---- Input for this task

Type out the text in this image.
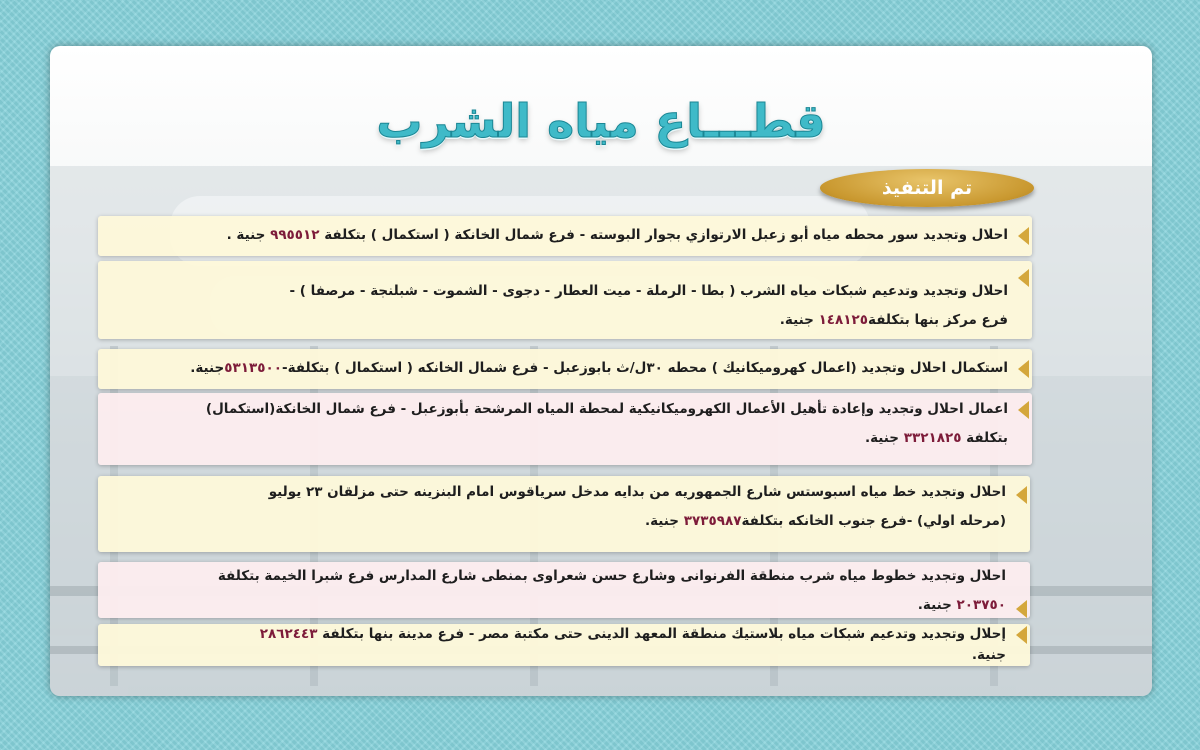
قطـــاع مياه الشرب
تم التنفيذ
احلال وتجديد سور محطه مياه أبو زعبل الارتوازي بجوار البوسته - فرع شمال الخانكة ( استكمال ) بتكلفة ٩٩٥٥١٢ جنية .
احلال وتجديد وتدعيم شبكات مياه الشرب ( بطا - الرملة - ميت العطار - دجوى - الشموت - شبلنجة - مرصفا ) -
فرع مركز بنها بتكلفة١٤٨١٢٥ جنية.
استكمال احلال وتجديد (اعمال كهروميكانيك ) محطه ٣٠ل/ث بابوزعبل - فرع شمال الخانكه ( استكمال ) بتكلفة-٥٣١٣٥٠٠جنية.
اعمال احلال وتجديد وإعادة تأهيل الأعمال الكهروميكانيكية لمحطة المياه المرشحة بأبوزعبل - فرع شمال الخانكة(استكمال)
بتكلفة ٣٣٢١٨٢٥ جنية.
احلال وتجديد خط مياه اسبوستس شارع الجمهوريه من بدايه مدخل سرياقوس امام البنزينه حتى مزلقان ٢٣ يوليو
(مرحله اولي) -فرع جنوب الخانكه بتكلفة٣٧٣٥٩٨٧ جنية.
احلال وتجديد خطوط مياه شرب منطقة الفرنوانى وشارع حسن شعراوى بمنطى شارع المدارس فرع شبرا الخيمة بتكلفة
٢٠٣٧٥٠ جنية.
إحلال وتجديد وتدعيم شبكات مياه بلاستيك منطقة المعهد الدينى حتى مكتبة مصر - فرع مدينة بنها بتكلفة ٢٨٦٢٤٤٣
جنية.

--------

**Given instruction**. With the pictures omitted, reproduce the records in full and exactly.

**Correct output**.
Type out the text in this image.
قطـــاع مياه الشرب
تم التنفيذ
احلال وتجديد سور محطه مياه أبو زعبل الارتوازي بجوار البوسته - فرع شمال الخانكة ( استكمال ) بتكلفة ٩٩٥٥١٢ جنية .
احلال وتجديد وتدعيم شبكات مياه الشرب ( بطا - الرملة - ميت العطار - دجوى - الشموت - شبلنجة - مرصفا ) -
فرع مركز بنها بتكلفة١٤٨١٢٥ جنية.
استكمال احلال وتجديد (اعمال كهروميكانيك ) محطه ٣٠ل/ث بابوزعبل - فرع شمال الخانكه ( استكمال ) بتكلفة-٥٣١٣٥٠٠جنية.
اعمال احلال وتجديد وإعادة تأهيل الأعمال الكهروميكانيكية لمحطة المياه المرشحة بأبوزعبل - فرع شمال الخانكة(استكمال)
بتكلفة ٣٣٢١٨٢٥ جنية.
احلال وتجديد خط مياه اسبوستس شارع الجمهوريه من بدايه مدخل سرياقوس امام البنزينه حتى مزلقان ٢٣ يوليو
(مرحله اولي) -فرع جنوب الخانكه بتكلفة٣٧٣٥٩٨٧ جنية.
احلال وتجديد خطوط مياه شرب منطقة الفرنوانى وشارع حسن شعراوى بمنطى شارع المدارس فرع شبرا الخيمة بتكلفة
٢٠٣٧٥٠ جنية.
إحلال وتجديد وتدعيم شبكات مياه بلاستيك منطقة المعهد الدينى حتى مكتبة مصر - فرع مدينة بنها بتكلفة ٢٨٦٢٤٤٣
جنية.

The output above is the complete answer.